EXERCISE OBJECTIVE: Reproduce the entries in full, with no changes.

MATERIAL TO PROCESS:
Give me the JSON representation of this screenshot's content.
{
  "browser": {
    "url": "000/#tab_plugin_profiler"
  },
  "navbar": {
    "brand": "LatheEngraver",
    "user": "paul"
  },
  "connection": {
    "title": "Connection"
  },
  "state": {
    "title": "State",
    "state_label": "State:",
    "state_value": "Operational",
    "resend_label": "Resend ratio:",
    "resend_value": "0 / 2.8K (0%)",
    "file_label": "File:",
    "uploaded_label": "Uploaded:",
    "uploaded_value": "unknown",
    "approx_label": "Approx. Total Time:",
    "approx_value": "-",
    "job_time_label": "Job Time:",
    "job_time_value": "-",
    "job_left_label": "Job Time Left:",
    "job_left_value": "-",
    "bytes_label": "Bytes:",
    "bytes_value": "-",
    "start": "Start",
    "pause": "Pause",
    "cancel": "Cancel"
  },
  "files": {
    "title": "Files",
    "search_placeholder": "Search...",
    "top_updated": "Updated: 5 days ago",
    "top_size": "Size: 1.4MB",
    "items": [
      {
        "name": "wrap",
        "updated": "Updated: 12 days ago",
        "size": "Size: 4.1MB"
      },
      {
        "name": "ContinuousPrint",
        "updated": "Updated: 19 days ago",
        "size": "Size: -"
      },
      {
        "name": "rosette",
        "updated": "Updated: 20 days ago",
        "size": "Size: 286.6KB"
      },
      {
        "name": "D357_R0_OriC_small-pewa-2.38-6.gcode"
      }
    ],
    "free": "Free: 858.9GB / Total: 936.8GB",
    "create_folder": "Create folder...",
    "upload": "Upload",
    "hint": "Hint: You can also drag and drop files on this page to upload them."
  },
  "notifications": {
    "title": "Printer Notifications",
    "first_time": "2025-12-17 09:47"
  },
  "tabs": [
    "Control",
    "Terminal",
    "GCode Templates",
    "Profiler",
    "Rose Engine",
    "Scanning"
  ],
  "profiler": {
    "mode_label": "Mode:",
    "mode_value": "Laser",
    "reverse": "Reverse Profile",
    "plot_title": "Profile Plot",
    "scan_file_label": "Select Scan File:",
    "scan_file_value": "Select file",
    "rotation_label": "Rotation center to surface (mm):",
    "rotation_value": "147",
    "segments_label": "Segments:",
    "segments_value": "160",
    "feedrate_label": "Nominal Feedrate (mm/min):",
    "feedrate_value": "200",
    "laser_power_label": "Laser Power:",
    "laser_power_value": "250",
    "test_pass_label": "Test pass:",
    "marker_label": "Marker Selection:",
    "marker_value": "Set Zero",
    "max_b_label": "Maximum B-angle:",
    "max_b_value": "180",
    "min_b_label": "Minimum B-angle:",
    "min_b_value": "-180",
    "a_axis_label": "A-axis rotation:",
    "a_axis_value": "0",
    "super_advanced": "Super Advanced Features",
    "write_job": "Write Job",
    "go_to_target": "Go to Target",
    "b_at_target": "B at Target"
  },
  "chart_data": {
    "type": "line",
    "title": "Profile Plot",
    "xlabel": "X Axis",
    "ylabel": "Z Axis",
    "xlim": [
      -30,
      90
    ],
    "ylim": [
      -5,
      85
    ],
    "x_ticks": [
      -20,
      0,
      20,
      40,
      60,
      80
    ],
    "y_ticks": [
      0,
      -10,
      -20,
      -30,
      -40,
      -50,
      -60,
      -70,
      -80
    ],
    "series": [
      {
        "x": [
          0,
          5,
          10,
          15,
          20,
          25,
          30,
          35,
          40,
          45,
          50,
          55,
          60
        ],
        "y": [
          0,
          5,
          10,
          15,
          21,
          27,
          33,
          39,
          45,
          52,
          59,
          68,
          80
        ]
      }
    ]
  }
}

ANSWER TO THIS PROBLEM:
Give me the JSON representation of this screenshot's content.
{
  "browser": {
    "url": "000/#tab_plugin_profiler"
  },
  "navbar": {
    "brand": "LatheEngraver",
    "user": "paul"
  },
  "connection": {
    "title": "Connection"
  },
  "state": {
    "title": "State",
    "state_label": "State:",
    "state_value": "Operational",
    "resend_label": "Resend ratio:",
    "resend_value": "0 / 2.8K (0%)",
    "file_label": "File:",
    "uploaded_label": "Uploaded:",
    "uploaded_value": "unknown",
    "approx_label": "Approx. Total Time:",
    "approx_value": "-",
    "job_time_label": "Job Time:",
    "job_time_value": "-",
    "job_left_label": "Job Time Left:",
    "job_left_value": "-",
    "bytes_label": "Bytes:",
    "bytes_value": "-",
    "start": "Start",
    "pause": "Pause",
    "cancel": "Cancel"
  },
  "files": {
    "title": "Files",
    "search_placeholder": "Search...",
    "top_updated": "Updated: 5 days ago",
    "top_size": "Size: 1.4MB",
    "items": [
      {
        "name": "wrap",
        "updated": "Updated: 12 days ago",
        "size": "Size: 4.1MB"
      },
      {
        "name": "ContinuousPrint",
        "updated": "Updated: 19 days ago",
        "size": "Size: -"
      },
      {
        "name": "rosette",
        "updated": "Updated: 20 days ago",
        "size": "Size: 286.6KB"
      },
      {
        "name": "D357_R0_OriC_small-pewa-2.38-6.gcode"
      }
    ],
    "free": "Free: 858.9GB / Total: 936.8GB",
    "create_folder": "Create folder...",
    "upload": "Upload",
    "hint": "Hint: You can also drag and drop files on this page to upload them."
  },
  "notifications": {
    "title": "Printer Notifications",
    "first_time": "2025-12-17 09:47"
  },
  "tabs": [
    "Control",
    "Terminal",
    "GCode Templates",
    "Profiler",
    "Rose Engine",
    "Scanning"
  ],
  "profiler": {
    "mode_label": "Mode:",
    "mode_value": "Laser",
    "reverse": "Reverse Profile",
    "plot_title": "Profile Plot",
    "scan_file_label": "Select Scan File:",
    "scan_file_value": "Select file",
    "rotation_label": "Rotation center to surface (mm):",
    "rotation_value": "147",
    "segments_label": "Segments:",
    "segments_value": "160",
    "feedrate_label": "Nominal Feedrate (mm/min):",
    "feedrate_value": "200",
    "laser_power_label": "Laser Power:",
    "laser_power_value": "250",
    "test_pass_label": "Test pass:",
    "marker_label": "Marker Selection:",
    "marker_value": "Set Zero",
    "max_b_label": "Maximum B-angle:",
    "max_b_value": "180",
    "min_b_label": "Minimum B-angle:",
    "min_b_value": "-180",
    "a_axis_label": "A-axis rotation:",
    "a_axis_value": "0",
    "super_advanced": "Super Advanced Features",
    "write_job": "Write Job",
    "go_to_target": "Go to Target",
    "b_at_target": "B at Target"
  },
  "chart_data": {
    "type": "line",
    "title": "Profile Plot",
    "xlabel": "X Axis",
    "ylabel": "Z Axis",
    "xlim": [
      -30,
      90
    ],
    "ylim": [
      -5,
      85
    ],
    "x_ticks": [
      -20,
      0,
      20,
      40,
      60,
      80
    ],
    "y_ticks": [
      0,
      -10,
      -20,
      -30,
      -40,
      -50,
      -60,
      -70,
      -80
    ],
    "series": [
      {
        "x": [
          0,
          5,
          10,
          15,
          20,
          25,
          30,
          35,
          40,
          45,
          50,
          55,
          60
        ],
        "y": [
          0,
          5,
          10,
          15,
          21,
          27,
          33,
          39,
          45,
          52,
          59,
          68,
          80
        ]
      }
    ]
  }
}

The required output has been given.